[start Data]
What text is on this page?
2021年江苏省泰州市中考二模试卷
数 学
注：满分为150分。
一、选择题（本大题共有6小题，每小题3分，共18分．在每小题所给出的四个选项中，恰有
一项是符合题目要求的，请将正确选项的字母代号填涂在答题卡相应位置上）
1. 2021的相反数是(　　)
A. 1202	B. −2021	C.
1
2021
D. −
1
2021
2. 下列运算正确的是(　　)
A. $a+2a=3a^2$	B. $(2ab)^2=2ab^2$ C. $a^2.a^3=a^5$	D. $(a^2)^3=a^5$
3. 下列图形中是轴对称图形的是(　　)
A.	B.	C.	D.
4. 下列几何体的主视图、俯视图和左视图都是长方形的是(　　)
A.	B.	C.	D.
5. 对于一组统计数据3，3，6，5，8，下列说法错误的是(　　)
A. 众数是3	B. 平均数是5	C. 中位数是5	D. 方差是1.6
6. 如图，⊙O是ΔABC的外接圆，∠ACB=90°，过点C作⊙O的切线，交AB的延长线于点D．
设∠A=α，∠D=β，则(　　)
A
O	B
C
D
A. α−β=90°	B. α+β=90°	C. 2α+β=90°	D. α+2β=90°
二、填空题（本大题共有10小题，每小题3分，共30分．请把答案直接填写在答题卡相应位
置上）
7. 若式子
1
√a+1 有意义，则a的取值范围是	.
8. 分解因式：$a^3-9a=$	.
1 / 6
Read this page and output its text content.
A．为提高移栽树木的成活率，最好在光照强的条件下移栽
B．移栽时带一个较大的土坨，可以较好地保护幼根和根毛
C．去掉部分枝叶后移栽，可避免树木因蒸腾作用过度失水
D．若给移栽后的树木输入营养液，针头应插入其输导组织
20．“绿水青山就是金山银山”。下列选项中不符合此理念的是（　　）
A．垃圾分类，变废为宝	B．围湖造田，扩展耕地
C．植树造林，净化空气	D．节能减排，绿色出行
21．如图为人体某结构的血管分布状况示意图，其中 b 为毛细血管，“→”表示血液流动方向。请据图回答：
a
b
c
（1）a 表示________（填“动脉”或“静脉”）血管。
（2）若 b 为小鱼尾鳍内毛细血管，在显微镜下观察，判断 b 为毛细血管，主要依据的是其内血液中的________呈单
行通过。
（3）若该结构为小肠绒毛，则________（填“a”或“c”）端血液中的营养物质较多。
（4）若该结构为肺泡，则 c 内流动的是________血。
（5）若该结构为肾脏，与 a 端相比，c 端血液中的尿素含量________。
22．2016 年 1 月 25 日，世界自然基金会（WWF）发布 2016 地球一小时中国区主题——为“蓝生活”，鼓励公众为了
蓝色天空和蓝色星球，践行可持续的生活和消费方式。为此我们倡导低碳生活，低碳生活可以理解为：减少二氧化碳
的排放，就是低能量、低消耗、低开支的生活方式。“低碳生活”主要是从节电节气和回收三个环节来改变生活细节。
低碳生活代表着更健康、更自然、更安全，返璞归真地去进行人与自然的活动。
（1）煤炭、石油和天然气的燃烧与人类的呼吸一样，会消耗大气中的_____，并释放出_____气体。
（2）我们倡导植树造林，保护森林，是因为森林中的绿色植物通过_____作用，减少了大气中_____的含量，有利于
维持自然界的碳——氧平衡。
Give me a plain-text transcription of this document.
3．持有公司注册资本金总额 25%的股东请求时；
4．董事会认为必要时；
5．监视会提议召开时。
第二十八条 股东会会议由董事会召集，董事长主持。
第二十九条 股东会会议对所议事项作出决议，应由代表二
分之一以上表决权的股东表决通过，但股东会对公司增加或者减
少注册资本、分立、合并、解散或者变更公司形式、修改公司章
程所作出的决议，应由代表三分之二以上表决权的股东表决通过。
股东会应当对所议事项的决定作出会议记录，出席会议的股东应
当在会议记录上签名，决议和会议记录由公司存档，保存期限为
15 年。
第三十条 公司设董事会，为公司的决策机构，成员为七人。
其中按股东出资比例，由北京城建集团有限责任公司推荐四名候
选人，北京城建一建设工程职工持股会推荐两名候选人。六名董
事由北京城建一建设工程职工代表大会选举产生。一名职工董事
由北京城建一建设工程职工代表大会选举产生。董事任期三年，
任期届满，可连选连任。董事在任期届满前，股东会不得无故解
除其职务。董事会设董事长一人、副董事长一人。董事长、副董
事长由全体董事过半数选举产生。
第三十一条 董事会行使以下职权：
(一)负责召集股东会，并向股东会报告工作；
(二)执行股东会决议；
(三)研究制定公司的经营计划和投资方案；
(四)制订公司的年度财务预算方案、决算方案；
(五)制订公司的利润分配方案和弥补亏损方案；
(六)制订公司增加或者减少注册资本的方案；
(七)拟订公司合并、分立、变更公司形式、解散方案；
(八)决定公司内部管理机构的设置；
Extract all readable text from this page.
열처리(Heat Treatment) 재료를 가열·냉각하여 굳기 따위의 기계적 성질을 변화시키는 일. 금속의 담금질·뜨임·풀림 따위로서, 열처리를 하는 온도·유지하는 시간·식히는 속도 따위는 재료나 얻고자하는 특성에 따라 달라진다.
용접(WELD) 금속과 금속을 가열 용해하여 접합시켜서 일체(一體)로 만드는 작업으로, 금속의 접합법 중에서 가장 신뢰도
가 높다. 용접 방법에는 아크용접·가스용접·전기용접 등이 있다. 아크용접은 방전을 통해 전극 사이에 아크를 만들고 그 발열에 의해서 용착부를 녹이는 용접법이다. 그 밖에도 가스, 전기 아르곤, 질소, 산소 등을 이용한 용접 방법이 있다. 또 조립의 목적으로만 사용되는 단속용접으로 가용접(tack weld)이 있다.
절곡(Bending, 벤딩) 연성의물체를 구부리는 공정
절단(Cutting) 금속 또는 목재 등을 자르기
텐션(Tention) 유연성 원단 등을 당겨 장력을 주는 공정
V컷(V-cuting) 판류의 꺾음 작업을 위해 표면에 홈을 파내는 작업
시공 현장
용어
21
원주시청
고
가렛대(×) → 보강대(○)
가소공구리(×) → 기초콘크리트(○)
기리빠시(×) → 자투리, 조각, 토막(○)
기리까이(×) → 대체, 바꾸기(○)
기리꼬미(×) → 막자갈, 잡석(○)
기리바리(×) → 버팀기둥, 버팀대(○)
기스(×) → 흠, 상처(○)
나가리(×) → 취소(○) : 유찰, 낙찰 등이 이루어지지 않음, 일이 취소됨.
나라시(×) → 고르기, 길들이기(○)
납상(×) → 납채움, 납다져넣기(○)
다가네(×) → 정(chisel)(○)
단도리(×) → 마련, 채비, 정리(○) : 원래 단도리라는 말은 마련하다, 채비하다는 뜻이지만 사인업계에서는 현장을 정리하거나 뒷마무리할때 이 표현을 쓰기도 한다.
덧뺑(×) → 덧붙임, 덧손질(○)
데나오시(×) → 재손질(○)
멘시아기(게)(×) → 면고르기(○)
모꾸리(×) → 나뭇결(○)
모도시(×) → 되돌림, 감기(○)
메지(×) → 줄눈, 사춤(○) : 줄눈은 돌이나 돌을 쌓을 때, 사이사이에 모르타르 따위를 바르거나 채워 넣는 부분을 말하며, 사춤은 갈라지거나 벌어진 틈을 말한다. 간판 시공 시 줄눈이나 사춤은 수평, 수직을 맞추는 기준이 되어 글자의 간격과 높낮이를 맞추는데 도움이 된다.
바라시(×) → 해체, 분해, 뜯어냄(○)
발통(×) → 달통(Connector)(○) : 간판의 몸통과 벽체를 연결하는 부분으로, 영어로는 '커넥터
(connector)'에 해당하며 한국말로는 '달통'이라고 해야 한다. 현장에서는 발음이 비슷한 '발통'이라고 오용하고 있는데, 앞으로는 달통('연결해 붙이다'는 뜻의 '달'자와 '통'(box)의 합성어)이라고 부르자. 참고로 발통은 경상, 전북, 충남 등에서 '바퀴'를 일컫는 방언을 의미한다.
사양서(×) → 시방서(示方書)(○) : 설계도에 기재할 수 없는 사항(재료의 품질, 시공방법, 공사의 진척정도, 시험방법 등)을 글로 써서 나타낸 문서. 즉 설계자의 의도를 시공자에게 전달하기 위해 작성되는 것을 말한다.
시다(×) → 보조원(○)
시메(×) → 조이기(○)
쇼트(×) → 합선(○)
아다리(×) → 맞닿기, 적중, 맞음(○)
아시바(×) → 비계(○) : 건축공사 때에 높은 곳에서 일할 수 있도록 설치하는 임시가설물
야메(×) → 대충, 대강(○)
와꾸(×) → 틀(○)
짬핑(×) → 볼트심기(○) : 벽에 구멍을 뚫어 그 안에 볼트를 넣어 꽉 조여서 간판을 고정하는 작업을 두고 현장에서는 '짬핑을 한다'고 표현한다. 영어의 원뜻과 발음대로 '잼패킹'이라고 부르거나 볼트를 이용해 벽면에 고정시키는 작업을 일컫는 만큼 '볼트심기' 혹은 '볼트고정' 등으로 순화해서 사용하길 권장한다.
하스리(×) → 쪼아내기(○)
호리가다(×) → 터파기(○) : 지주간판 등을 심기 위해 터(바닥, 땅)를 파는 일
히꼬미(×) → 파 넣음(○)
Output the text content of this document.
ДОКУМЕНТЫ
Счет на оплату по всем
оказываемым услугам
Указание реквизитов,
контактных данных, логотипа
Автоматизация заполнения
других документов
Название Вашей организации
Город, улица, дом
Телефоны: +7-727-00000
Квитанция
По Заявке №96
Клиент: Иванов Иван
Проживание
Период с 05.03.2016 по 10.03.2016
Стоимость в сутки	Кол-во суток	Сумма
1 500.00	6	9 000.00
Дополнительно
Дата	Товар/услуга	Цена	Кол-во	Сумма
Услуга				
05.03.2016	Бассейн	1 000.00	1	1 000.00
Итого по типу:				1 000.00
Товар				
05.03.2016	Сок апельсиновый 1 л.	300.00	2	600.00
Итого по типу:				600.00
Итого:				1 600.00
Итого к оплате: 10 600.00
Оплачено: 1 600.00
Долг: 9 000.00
[end Data]
Written exercise – Which lines hold the word "为毛细血管"? Copy all of them.

Task answer –
21．如图为人体某结构的血管分布状况示意图，其中 b 为毛细血管，“→”表示血液流动方向。请据图回答：
（2）若 b 为小鱼尾鳍内毛细血管，在显微镜下观察，判断 b 为毛细血管，主要依据的是其内血液中的________呈单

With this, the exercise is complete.